What to produce –
Write every record out again exactly, and keep images out of it.

Supplied material –
** start **

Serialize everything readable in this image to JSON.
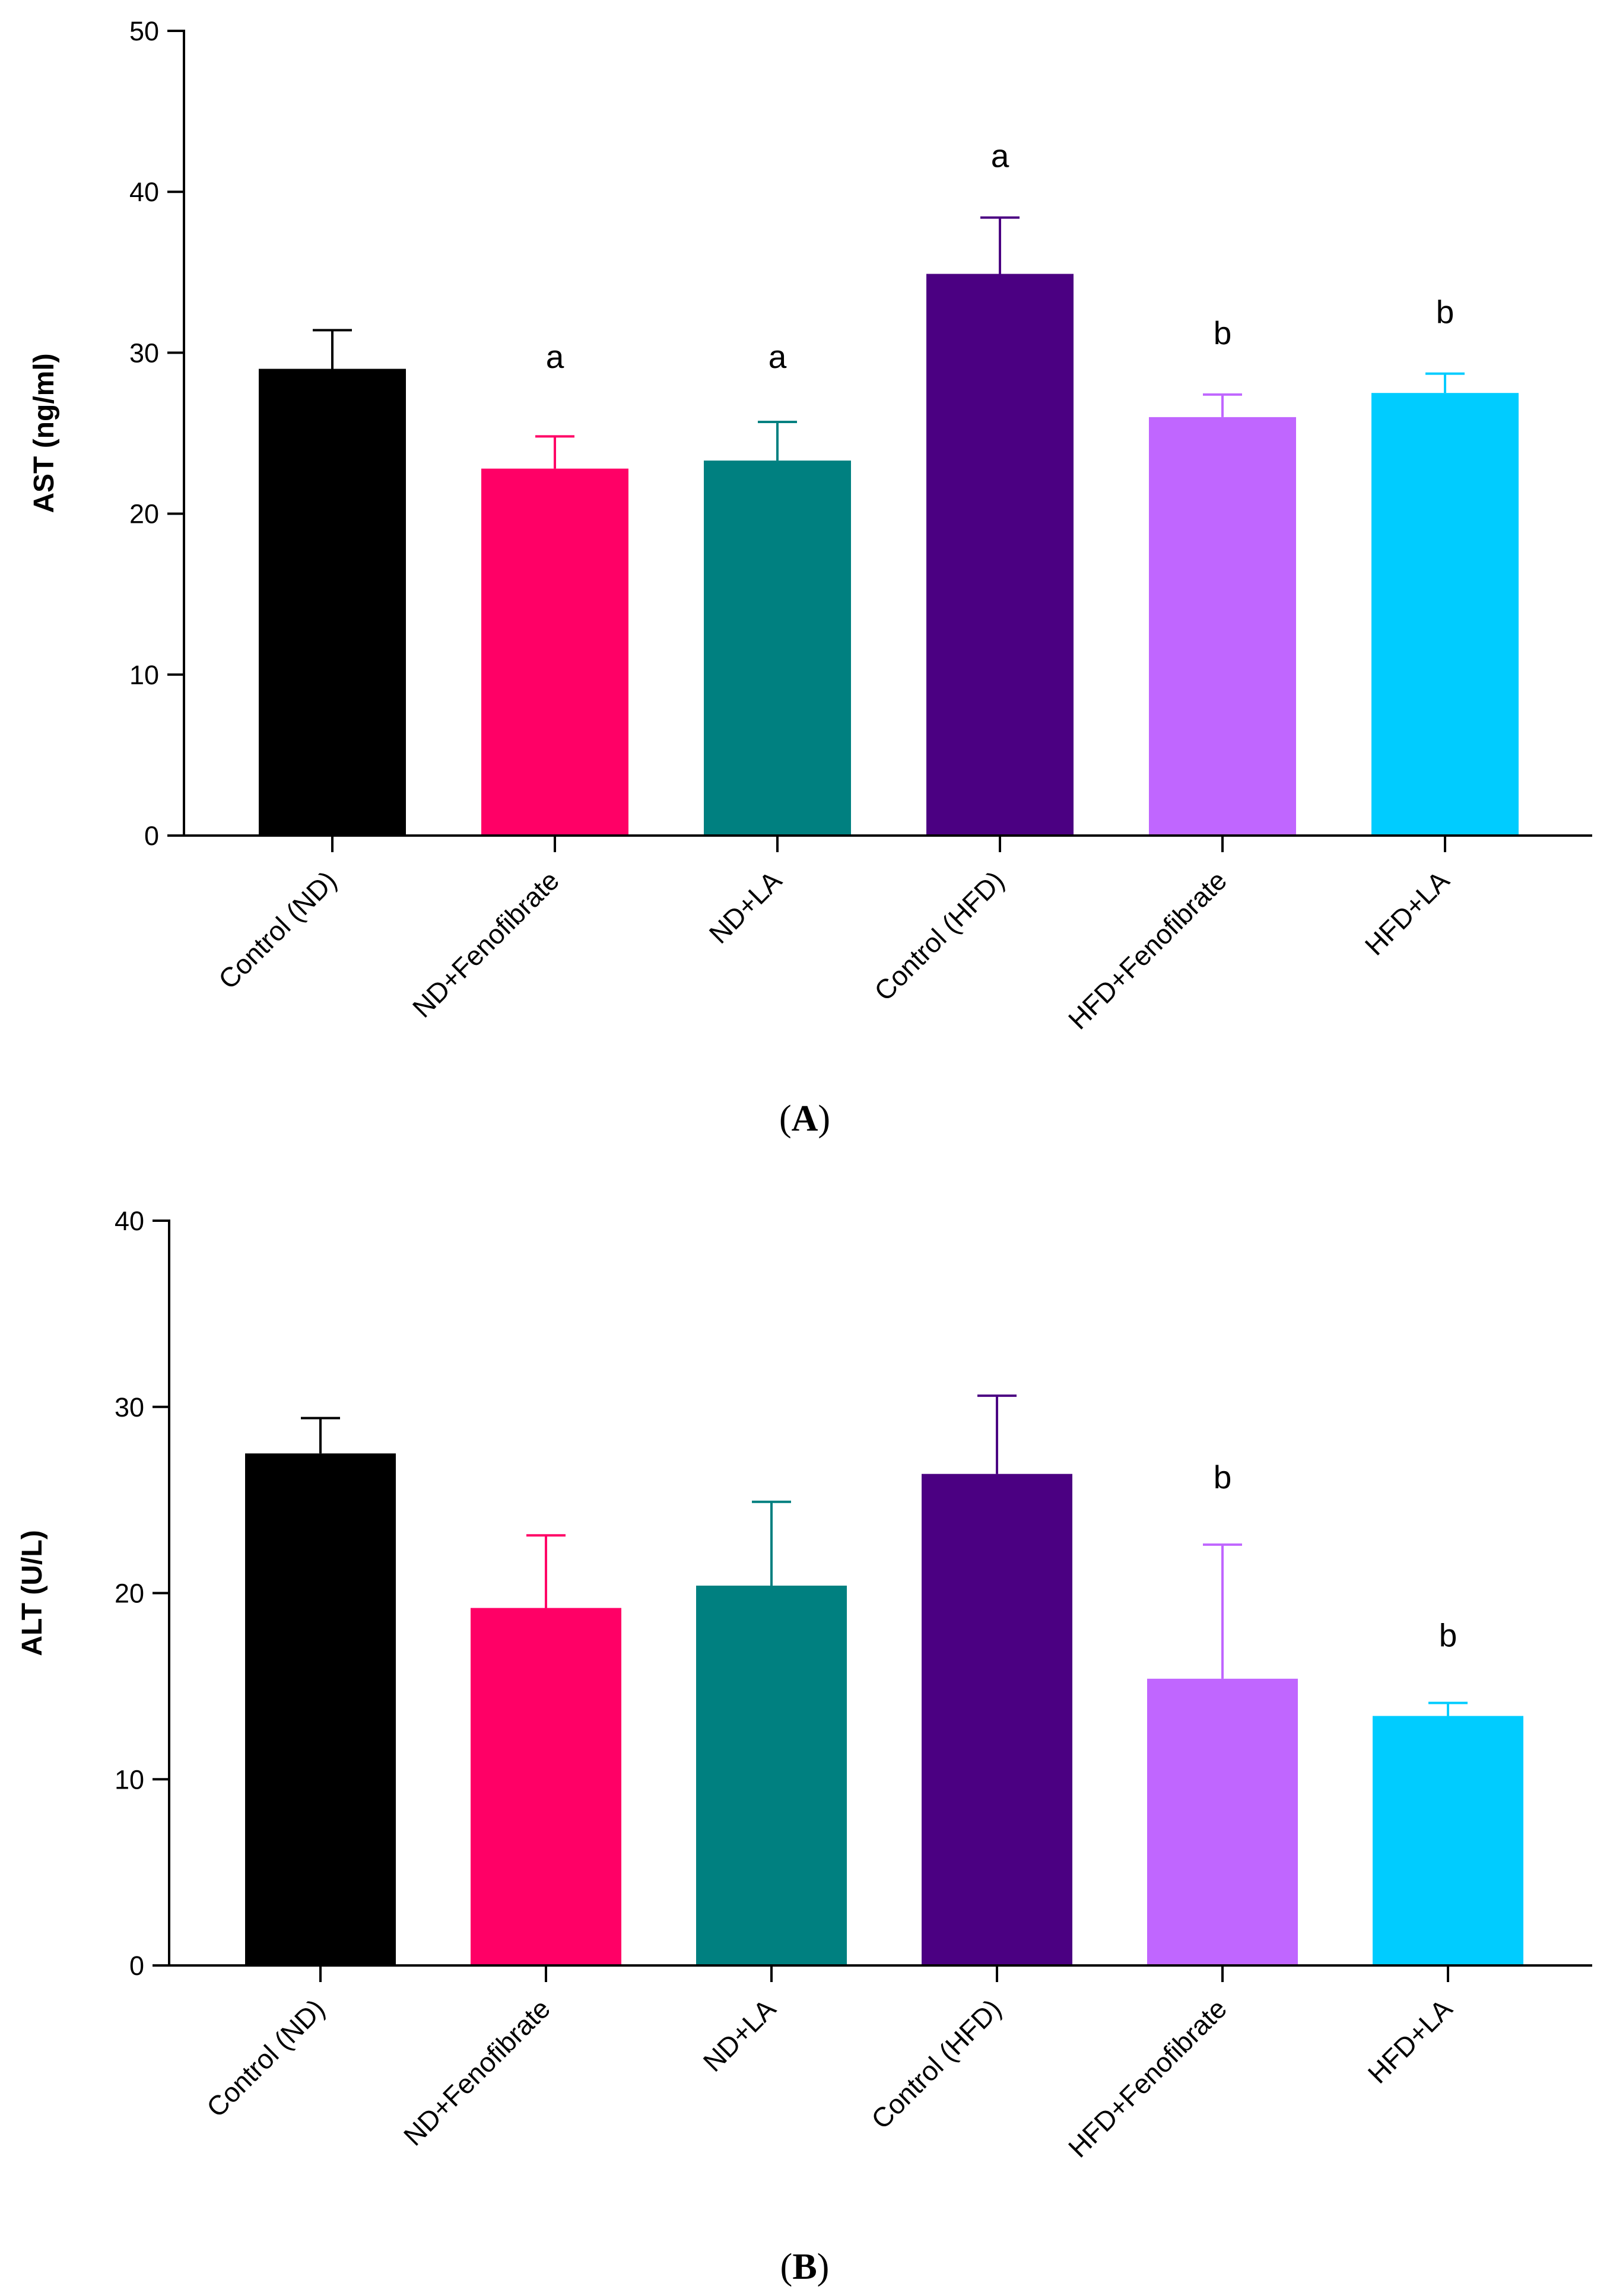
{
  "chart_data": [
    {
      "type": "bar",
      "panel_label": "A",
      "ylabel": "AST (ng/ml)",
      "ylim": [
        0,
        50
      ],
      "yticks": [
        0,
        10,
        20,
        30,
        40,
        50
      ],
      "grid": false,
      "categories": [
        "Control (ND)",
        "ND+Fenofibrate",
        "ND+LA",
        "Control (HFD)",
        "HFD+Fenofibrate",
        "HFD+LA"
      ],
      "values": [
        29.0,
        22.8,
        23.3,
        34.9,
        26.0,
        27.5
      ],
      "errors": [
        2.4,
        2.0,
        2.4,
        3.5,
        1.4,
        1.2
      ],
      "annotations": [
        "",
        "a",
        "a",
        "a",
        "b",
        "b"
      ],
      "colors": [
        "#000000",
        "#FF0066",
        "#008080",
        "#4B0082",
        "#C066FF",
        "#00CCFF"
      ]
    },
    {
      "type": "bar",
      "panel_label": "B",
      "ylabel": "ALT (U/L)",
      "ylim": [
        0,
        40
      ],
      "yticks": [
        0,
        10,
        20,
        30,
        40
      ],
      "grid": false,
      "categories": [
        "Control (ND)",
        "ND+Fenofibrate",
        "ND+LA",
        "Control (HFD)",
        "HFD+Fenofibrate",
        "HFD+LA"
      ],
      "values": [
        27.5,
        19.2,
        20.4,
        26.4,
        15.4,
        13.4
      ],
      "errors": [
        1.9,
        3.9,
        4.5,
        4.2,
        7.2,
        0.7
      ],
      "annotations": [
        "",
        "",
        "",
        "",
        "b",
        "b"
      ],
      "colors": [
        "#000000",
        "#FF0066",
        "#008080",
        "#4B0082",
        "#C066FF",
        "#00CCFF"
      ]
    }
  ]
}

** end **

Result of the task –
Serialize everything readable in this image to JSON.
{
  "chart_data": [
    {
      "type": "bar",
      "panel_label": "A",
      "ylabel": "AST (ng/ml)",
      "ylim": [
        0,
        50
      ],
      "yticks": [
        0,
        10,
        20,
        30,
        40,
        50
      ],
      "grid": false,
      "categories": [
        "Control (ND)",
        "ND+Fenofibrate",
        "ND+LA",
        "Control (HFD)",
        "HFD+Fenofibrate",
        "HFD+LA"
      ],
      "values": [
        29.0,
        22.8,
        23.3,
        34.9,
        26.0,
        27.5
      ],
      "errors": [
        2.4,
        2.0,
        2.4,
        3.5,
        1.4,
        1.2
      ],
      "annotations": [
        "",
        "a",
        "a",
        "a",
        "b",
        "b"
      ],
      "colors": [
        "#000000",
        "#FF0066",
        "#008080",
        "#4B0082",
        "#C066FF",
        "#00CCFF"
      ]
    },
    {
      "type": "bar",
      "panel_label": "B",
      "ylabel": "ALT (U/L)",
      "ylim": [
        0,
        40
      ],
      "yticks": [
        0,
        10,
        20,
        30,
        40
      ],
      "grid": false,
      "categories": [
        "Control (ND)",
        "ND+Fenofibrate",
        "ND+LA",
        "Control (HFD)",
        "HFD+Fenofibrate",
        "HFD+LA"
      ],
      "values": [
        27.5,
        19.2,
        20.4,
        26.4,
        15.4,
        13.4
      ],
      "errors": [
        1.9,
        3.9,
        4.5,
        4.2,
        7.2,
        0.7
      ],
      "annotations": [
        "",
        "",
        "",
        "",
        "b",
        "b"
      ],
      "colors": [
        "#000000",
        "#FF0066",
        "#008080",
        "#4B0082",
        "#C066FF",
        "#00CCFF"
      ]
    }
  ]
}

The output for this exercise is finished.